'''

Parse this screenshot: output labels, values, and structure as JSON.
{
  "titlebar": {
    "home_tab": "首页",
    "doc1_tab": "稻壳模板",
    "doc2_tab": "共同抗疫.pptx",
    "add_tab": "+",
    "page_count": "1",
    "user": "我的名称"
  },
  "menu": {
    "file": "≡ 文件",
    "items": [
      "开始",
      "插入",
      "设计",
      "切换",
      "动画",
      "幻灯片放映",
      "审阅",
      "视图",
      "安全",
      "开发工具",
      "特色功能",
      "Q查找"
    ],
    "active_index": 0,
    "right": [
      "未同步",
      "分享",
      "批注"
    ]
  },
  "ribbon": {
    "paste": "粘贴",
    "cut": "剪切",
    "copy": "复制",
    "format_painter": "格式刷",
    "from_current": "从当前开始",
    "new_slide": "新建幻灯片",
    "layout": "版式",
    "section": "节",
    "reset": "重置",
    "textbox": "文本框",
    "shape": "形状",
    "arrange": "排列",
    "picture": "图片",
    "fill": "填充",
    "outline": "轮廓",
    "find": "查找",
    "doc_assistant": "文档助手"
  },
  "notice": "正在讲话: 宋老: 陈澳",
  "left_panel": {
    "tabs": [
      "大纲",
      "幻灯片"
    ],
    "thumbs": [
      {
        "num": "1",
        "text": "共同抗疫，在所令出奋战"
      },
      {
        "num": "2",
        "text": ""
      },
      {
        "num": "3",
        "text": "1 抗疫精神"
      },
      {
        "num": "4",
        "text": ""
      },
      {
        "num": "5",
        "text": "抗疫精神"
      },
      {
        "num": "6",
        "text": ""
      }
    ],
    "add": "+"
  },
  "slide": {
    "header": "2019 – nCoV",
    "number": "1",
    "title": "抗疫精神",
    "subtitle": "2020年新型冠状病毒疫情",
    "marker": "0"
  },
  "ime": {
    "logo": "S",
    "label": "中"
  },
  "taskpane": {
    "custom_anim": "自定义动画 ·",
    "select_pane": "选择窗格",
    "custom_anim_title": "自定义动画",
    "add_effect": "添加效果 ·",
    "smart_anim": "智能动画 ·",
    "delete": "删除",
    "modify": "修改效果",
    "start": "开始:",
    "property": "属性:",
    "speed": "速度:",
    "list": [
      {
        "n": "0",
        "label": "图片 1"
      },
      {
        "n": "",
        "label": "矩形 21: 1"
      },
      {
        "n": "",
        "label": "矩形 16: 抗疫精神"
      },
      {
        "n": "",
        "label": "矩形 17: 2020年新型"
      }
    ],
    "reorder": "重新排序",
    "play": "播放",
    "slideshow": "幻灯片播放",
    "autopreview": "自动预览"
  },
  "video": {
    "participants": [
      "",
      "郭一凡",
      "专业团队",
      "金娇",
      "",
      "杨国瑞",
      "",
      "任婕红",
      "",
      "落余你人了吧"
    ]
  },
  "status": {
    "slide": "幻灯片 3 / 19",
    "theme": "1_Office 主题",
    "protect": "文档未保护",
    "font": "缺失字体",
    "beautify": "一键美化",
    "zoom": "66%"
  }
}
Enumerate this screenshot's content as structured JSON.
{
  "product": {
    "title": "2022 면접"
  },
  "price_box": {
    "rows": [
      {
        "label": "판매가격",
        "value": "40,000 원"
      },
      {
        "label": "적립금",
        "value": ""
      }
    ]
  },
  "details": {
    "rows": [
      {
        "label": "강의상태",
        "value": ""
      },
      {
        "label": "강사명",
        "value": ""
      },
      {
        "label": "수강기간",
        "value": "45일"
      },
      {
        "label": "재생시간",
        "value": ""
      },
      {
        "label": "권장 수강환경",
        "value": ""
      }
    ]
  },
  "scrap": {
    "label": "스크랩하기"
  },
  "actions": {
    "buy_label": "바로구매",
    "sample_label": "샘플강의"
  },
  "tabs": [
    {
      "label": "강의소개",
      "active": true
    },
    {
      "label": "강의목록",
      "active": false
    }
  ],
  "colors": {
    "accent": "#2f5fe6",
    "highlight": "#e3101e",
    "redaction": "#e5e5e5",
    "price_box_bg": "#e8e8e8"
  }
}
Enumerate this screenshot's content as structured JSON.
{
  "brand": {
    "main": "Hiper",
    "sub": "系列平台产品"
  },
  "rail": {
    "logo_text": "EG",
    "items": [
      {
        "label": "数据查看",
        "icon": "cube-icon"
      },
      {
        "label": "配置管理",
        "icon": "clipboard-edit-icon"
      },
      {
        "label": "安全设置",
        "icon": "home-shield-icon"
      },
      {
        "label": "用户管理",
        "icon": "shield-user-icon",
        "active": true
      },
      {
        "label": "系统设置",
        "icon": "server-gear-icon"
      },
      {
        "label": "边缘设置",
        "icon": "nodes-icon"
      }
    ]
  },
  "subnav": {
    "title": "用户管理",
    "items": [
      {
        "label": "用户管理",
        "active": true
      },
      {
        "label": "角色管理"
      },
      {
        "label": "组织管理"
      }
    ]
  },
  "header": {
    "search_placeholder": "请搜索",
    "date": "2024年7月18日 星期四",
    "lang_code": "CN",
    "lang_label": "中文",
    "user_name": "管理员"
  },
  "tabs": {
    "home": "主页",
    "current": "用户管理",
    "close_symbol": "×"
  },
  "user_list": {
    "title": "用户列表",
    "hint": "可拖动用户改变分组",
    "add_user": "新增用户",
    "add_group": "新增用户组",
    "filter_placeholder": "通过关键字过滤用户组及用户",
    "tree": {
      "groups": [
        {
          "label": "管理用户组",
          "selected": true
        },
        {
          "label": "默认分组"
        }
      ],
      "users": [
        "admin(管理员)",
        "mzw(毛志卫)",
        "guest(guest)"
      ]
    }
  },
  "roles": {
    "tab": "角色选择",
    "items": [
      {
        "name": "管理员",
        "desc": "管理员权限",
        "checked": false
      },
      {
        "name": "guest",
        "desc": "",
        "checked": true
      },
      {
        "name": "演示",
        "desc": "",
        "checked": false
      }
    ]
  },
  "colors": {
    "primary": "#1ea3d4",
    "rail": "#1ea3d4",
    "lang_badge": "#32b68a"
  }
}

'''

→ Problem to solve: Return all the data exactly as given.

→ The solution:
Parse this screenshot: output labels, values, and structure as JSON.
{
  "titlebar": {
    "home_tab": "首页",
    "doc1_tab": "稻壳模板",
    "doc2_tab": "共同抗疫.pptx",
    "add_tab": "+",
    "page_count": "1",
    "user": "我的名称"
  },
  "menu": {
    "file": "≡ 文件",
    "items": [
      "开始",
      "插入",
      "设计",
      "切换",
      "动画",
      "幻灯片放映",
      "审阅",
      "视图",
      "安全",
      "开发工具",
      "特色功能",
      "Q查找"
    ],
    "active_index": 0,
    "right": [
      "未同步",
      "分享",
      "批注"
    ]
  },
  "ribbon": {
    "paste": "粘贴",
    "cut": "剪切",
    "copy": "复制",
    "format_painter": "格式刷",
    "from_current": "从当前开始",
    "new_slide": "新建幻灯片",
    "layout": "版式",
    "section": "节",
    "reset": "重置",
    "textbox": "文本框",
    "shape": "形状",
    "arrange": "排列",
    "picture": "图片",
    "fill": "填充",
    "outline": "轮廓",
    "find": "查找",
    "doc_assistant": "文档助手"
  },
  "notice": "正在讲话: 宋老: 陈澳",
  "left_panel": {
    "tabs": [
      "大纲",
      "幻灯片"
    ],
    "thumbs": [
      {
        "num": "1",
        "text": "共同抗疫，在所令出奋战"
      },
      {
        "num": "2",
        "text": ""
      },
      {
        "num": "3",
        "text": "1 抗疫精神"
      },
      {
        "num": "4",
        "text": ""
      },
      {
        "num": "5",
        "text": "抗疫精神"
      },
      {
        "num": "6",
        "text": ""
      }
    ],
    "add": "+"
  },
  "slide": {
    "header": "2019 – nCoV",
    "number": "1",
    "title": "抗疫精神",
    "subtitle": "2020年新型冠状病毒疫情",
    "marker": "0"
  },
  "ime": {
    "logo": "S",
    "label": "中"
  },
  "taskpane": {
    "custom_anim": "自定义动画 ·",
    "select_pane": "选择窗格",
    "custom_anim_title": "自定义动画",
    "add_effect": "添加效果 ·",
    "smart_anim": "智能动画 ·",
    "delete": "删除",
    "modify": "修改效果",
    "start": "开始:",
    "property": "属性:",
    "speed": "速度:",
    "list": [
      {
        "n": "0",
        "label": "图片 1"
      },
      {
        "n": "",
        "label": "矩形 21: 1"
      },
      {
        "n": "",
        "label": "矩形 16: 抗疫精神"
      },
      {
        "n": "",
        "label": "矩形 17: 2020年新型"
      }
    ],
    "reorder": "重新排序",
    "play": "播放",
    "slideshow": "幻灯片播放",
    "autopreview": "自动预览"
  },
  "video": {
    "participants": [
      "",
      "郭一凡",
      "专业团队",
      "金娇",
      "",
      "杨国瑞",
      "",
      "任婕红",
      "",
      "落余你人了吧"
    ]
  },
  "status": {
    "slide": "幻灯片 3 / 19",
    "theme": "1_Office 主题",
    "protect": "文档未保护",
    "font": "缺失字体",
    "beautify": "一键美化",
    "zoom": "66%"
  }
}
Enumerate this screenshot's content as structured JSON.
{
  "product": {
    "title": "2022 면접"
  },
  "price_box": {
    "rows": [
      {
        "label": "판매가격",
        "value": "40,000 원"
      },
      {
        "label": "적립금",
        "value": ""
      }
    ]
  },
  "details": {
    "rows": [
      {
        "label": "강의상태",
        "value": ""
      },
      {
        "label": "강사명",
        "value": ""
      },
      {
        "label": "수강기간",
        "value": "45일"
      },
      {
        "label": "재생시간",
        "value": ""
      },
      {
        "label": "권장 수강환경",
        "value": ""
      }
    ]
  },
  "scrap": {
    "label": "스크랩하기"
  },
  "actions": {
    "buy_label": "바로구매",
    "sample_label": "샘플강의"
  },
  "tabs": [
    {
      "label": "강의소개",
      "active": true
    },
    {
      "label": "강의목록",
      "active": false
    }
  ],
  "colors": {
    "accent": "#2f5fe6",
    "highlight": "#e3101e",
    "redaction": "#e5e5e5",
    "price_box_bg": "#e8e8e8"
  }
}
Enumerate this screenshot's content as structured JSON.
{
  "brand": {
    "main": "Hiper",
    "sub": "系列平台产品"
  },
  "rail": {
    "logo_text": "EG",
    "items": [
      {
        "label": "数据查看",
        "icon": "cube-icon"
      },
      {
        "label": "配置管理",
        "icon": "clipboard-edit-icon"
      },
      {
        "label": "安全设置",
        "icon": "home-shield-icon"
      },
      {
        "label": "用户管理",
        "icon": "shield-user-icon",
        "active": true
      },
      {
        "label": "系统设置",
        "icon": "server-gear-icon"
      },
      {
        "label": "边缘设置",
        "icon": "nodes-icon"
      }
    ]
  },
  "subnav": {
    "title": "用户管理",
    "items": [
      {
        "label": "用户管理",
        "active": true
      },
      {
        "label": "角色管理"
      },
      {
        "label": "组织管理"
      }
    ]
  },
  "header": {
    "search_placeholder": "请搜索",
    "date": "2024年7月18日 星期四",
    "lang_code": "CN",
    "lang_label": "中文",
    "user_name": "管理员"
  },
  "tabs": {
    "home": "主页",
    "current": "用户管理",
    "close_symbol": "×"
  },
  "user_list": {
    "title": "用户列表",
    "hint": "可拖动用户改变分组",
    "add_user": "新增用户",
    "add_group": "新增用户组",
    "filter_placeholder": "通过关键字过滤用户组及用户",
    "tree": {
      "groups": [
        {
          "label": "管理用户组",
          "selected": true
        },
        {
          "label": "默认分组"
        }
      ],
      "users": [
        "admin(管理员)",
        "mzw(毛志卫)",
        "guest(guest)"
      ]
    }
  },
  "roles": {
    "tab": "角色选择",
    "items": [
      {
        "name": "管理员",
        "desc": "管理员权限",
        "checked": false
      },
      {
        "name": "guest",
        "desc": "",
        "checked": true
      },
      {
        "name": "演示",
        "desc": "",
        "checked": false
      }
    ]
  },
  "colors": {
    "primary": "#1ea3d4",
    "rail": "#1ea3d4",
    "lang_badge": "#32b68a"
  }
}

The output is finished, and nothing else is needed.